§ EXERCISE TASK A:
Copy the rows word for word, from the first line of the rows through the line containing "legend-label: Biochemistry: [594, 154, 668, 169]", including that line.

§ EXTRACT TO READ:
-.-.-

Declarations in an mm1 file (sorts, terms, assertions) can be either local or non-local (public). Local declarations are those which exist only in the mm1 file, like auxiliary theorems (lemmas, but mm1 has no lemma keyword) and helper definitions. These appear in the mmb file since they need to be verified, but they do not appear in the mm0 file. The declarations that are in both the mm1 and mm0 file are public/non-local. Sorts, terms, and axioms are always public/non-local. As such, they go through an additional check in the mmz parser, which demands that the item parsed from the mm0 file unifies under the instructions given in the mmb file.

The flowchart for the verification process is as follows:

  1. File system stuff; open the mmb file, find the imports and open the necessary mm0 files.

  2. Parse the header of the mmb file, which makes sure you actually have an mmb file (by checking the magic number). The header also contains some basic information, like the number of sorts/terms/theorems, as well as pointers to the beginning of important streams.

  3. Parse the mmb index, which is as the name implies; a store of auxiliary information (like declaration names)

  4. Guided by the header, iterate over the declarations in the mmb file (sorts, terms, assertions) and get their proofs.

  5. For each declaration, if it's a sort, just add it making sure it doesn't conflict or overflow. If it's a termdef or assertion, execute run_proof and run_unify using the ProofIter and UnifyIter respectively.

  6. If the declaration is public (exists in the mm0 file), parse that declaration from the mm0 file, check it, and add it to the environment.

  7. While parsing the mm0 file's contents, process any notation declarations, coercions, or input/output (currently unhandled) statements.

Proof streams and unification streams are sequences of instructions given to the verifier by the compiled mmb file. The verifier (which executes proof/unification streams) is comprised of stacks and heaps, which are just vectors from which we pop/push/read elements.

-.-.-

§ EXTRACTED DATA:
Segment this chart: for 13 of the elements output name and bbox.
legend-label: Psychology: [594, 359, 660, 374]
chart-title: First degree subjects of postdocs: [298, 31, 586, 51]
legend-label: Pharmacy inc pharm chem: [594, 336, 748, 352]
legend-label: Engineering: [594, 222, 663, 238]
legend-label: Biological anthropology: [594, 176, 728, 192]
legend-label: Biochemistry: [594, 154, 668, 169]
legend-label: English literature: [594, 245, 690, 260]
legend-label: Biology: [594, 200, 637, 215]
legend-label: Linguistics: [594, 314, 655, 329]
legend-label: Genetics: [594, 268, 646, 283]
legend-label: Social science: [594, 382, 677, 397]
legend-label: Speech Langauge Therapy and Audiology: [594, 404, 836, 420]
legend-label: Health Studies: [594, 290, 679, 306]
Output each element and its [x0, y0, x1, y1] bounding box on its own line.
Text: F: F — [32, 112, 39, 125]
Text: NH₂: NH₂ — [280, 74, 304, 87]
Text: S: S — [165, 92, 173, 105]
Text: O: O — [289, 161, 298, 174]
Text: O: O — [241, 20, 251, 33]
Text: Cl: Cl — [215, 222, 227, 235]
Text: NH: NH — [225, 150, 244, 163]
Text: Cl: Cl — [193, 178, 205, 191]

-.-.-

§ EXERCISE TASK B:
Continue the passage on verifying mmb files, starting after its last sentence.

§ RESULT A:
Segment this chart: for 13 of the elements output name and bbox.
legend-label: Psychology: [594, 359, 660, 374]
chart-title: First degree subjects of postdocs: [298, 31, 586, 51]
legend-label: Pharmacy inc pharm chem: [594, 336, 748, 352]
legend-label: Engineering: [594, 222, 663, 238]
legend-label: Biological anthropology: [594, 176, 728, 192]
legend-label: Biochemistry: [594, 154, 668, 169]

§ RESULT B:
Imports

This verifier is currently capable of handling import diamonds, but import cycles are rejected with a hard error. We require that the mm0 file passed to the verifier be the top element in the import heirarchy. For example, a.mm0 in the following import graph:

      a
     /  \
    b   c
  / \   / \
 d  e  f   g

Types

Types are represented as 64 bit integers and manipulated with bit-masks and bitwise operations. This verifier puts a minimal layer of abstraction over it, but without explanation it's still fairly opaque. By type, we mean something to the right of the colon in a binder or return type; the information it can/may contain is a sort, whether the item is bound or free, and either the item's dependencies, or an indication of which bound variable it is (1 - 55). The high bit is always in indication of bound/not bound. It's 0 if the variable is free, and 1 if bound. The high byte's remaining 7 bits show the sort numer (0 - 127). The remaining/lower 7 bytes will either have a single 1 bit showing which bound variable it is, or it will have between 0 and 56 1 bits which show the variable's dependencies.

The "last" bound variable index (the 56th bit) is reserved for a future extension in which a hot 56th bit will indicate that there are additional bound variables in another location.

For bound variables that have dummy identifiers (like {.x : nat}), the bound variable is accounted for during the actual proof-checking process, and their bit comes "after" (higher in the bitfield) the other bound variables. Specifically, they're introduced as needed by mmb::proof::proof_dummy.

In the utils module, Arg is an alias for Type.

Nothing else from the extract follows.